Exercise details. Where does the word "nieuwe" occur in the entries below? Copy every line that has it.
### Data to examine ###
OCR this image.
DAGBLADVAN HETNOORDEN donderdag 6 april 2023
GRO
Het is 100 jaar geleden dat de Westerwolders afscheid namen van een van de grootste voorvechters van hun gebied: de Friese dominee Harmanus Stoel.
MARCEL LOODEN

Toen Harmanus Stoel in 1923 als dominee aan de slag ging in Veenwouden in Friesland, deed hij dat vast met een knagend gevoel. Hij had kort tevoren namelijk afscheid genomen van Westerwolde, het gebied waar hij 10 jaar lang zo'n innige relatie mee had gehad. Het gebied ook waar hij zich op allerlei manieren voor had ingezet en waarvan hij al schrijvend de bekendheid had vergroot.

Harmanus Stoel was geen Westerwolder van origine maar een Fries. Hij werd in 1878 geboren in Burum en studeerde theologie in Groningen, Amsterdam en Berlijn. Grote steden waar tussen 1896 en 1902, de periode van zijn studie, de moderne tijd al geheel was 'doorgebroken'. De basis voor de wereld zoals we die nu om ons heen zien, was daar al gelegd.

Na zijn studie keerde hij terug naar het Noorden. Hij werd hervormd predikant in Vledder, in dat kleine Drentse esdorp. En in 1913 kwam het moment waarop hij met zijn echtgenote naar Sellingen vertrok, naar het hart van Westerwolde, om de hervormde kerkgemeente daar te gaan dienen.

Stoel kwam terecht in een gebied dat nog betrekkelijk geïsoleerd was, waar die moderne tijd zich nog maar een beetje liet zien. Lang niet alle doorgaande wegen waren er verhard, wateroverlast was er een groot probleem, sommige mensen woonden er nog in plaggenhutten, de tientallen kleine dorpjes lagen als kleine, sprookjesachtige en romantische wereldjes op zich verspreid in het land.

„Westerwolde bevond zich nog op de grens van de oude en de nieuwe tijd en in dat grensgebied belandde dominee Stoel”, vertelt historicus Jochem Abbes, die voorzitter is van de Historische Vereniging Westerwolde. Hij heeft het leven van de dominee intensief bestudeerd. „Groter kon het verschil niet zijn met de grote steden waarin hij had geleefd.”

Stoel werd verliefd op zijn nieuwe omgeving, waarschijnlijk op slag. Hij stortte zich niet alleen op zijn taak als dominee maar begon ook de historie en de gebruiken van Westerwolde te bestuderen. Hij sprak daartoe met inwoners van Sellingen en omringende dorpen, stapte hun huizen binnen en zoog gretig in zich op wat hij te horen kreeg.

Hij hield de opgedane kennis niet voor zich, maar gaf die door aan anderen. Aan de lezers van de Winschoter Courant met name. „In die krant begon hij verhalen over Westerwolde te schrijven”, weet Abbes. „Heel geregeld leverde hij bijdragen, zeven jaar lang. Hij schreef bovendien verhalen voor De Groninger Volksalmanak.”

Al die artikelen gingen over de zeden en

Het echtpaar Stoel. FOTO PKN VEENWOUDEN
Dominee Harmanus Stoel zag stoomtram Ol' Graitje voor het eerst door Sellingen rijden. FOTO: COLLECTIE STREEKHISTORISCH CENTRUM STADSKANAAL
###
Task output.
„Westerwolde bevond zich nog op de grens van de oude en de nieuwe tijd en in dat grensgebied belandde dominee Stoel”, vertelt historicus Jochem Abbes, die voorzitter is van de Historische Vereniging Westerwolde. Hij heeft het leven van de dominee intensief bestudeerd. „Groter kon het verschil niet zijn met de grote steden waarin hij had geleefd.”
Stoel werd verliefd op zijn nieuwe omgeving, waarschijnlijk op slag. Hij stortte zich niet alleen op zijn taak als dominee maar begon ook de historie en de gebruiken van Westerwolde te bestuderen. Hij sprak daartoe met inwoners van Sellingen en omringende dorpen, stapte hun huizen binnen en zoog gretig in zich op wat hij te horen kreeg.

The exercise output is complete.